● **To do**
Take from the listing each line that has the string "collection".

● **Recorded information**
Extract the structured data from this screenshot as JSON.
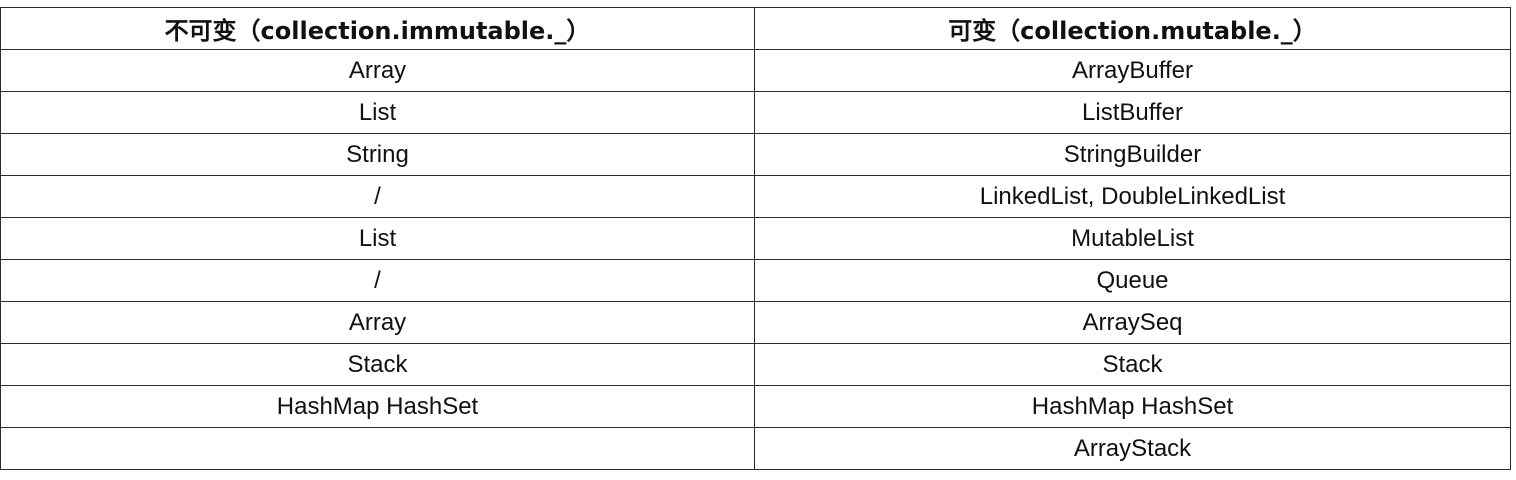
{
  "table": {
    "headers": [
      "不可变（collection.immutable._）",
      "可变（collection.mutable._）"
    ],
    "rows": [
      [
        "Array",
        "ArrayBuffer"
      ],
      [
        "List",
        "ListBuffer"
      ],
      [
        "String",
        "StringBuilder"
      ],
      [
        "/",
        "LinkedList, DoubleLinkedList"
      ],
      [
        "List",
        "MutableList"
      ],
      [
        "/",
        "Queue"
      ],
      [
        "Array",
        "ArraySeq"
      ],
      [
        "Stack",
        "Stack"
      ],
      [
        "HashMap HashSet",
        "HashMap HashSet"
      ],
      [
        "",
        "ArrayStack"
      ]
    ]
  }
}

● **Response to this exercise**
      "不可变（collection.immutable._）",
      "可变（collection.mutable._）"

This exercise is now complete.